## What is required
Which lines hold the word "станках"? Copy each one.

## Input data
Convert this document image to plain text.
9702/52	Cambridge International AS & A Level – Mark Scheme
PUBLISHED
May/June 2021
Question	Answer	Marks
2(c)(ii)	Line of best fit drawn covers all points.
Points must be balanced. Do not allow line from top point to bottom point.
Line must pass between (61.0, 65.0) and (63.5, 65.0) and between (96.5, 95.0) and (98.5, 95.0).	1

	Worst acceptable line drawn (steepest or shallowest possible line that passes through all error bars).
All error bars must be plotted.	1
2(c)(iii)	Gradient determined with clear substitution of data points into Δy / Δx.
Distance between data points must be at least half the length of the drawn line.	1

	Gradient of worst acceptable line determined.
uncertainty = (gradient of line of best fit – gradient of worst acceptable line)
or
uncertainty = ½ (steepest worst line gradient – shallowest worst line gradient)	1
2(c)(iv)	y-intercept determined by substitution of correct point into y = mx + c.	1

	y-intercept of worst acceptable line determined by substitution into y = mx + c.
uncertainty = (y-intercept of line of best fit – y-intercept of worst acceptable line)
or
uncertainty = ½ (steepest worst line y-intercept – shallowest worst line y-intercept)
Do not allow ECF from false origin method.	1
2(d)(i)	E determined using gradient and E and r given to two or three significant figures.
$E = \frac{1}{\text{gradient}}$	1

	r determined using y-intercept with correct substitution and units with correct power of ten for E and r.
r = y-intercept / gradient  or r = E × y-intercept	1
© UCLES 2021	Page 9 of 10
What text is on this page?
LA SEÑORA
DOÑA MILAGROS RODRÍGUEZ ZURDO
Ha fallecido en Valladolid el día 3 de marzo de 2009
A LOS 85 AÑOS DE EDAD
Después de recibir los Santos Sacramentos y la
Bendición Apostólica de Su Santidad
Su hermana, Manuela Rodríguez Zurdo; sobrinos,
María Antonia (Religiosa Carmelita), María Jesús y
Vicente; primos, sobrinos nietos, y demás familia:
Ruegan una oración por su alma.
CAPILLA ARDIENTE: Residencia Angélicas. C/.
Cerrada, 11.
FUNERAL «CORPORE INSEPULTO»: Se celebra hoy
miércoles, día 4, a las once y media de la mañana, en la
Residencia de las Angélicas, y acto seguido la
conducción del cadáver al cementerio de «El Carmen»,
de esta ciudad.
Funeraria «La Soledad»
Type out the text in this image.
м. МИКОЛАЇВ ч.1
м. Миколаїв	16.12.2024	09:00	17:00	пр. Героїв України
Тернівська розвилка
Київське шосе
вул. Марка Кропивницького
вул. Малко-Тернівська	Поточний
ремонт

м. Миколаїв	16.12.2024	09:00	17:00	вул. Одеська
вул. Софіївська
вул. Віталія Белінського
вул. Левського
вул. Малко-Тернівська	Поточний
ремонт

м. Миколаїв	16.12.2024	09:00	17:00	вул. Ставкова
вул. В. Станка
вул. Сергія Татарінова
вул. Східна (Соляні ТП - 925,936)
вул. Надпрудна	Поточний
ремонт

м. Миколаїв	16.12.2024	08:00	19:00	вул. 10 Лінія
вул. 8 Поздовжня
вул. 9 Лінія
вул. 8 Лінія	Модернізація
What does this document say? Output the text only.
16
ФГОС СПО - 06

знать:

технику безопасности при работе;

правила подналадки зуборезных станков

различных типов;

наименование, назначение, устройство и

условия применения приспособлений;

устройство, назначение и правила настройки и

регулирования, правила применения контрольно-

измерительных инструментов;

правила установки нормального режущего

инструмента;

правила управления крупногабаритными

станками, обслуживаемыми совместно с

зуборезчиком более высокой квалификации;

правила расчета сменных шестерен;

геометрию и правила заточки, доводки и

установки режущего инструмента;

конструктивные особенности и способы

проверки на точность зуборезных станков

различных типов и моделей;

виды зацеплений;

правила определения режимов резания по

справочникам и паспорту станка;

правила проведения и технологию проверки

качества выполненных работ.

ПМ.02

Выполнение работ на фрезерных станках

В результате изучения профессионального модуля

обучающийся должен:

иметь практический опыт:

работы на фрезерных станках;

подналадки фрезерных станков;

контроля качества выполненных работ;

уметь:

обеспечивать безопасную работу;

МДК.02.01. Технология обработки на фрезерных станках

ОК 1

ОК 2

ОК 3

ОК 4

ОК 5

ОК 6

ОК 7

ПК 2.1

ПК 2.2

## Correct result
Выполнение работ на фрезерных станках
работы на фрезерных станках;
МДК.02.01. Технология обработки на фрезерных станках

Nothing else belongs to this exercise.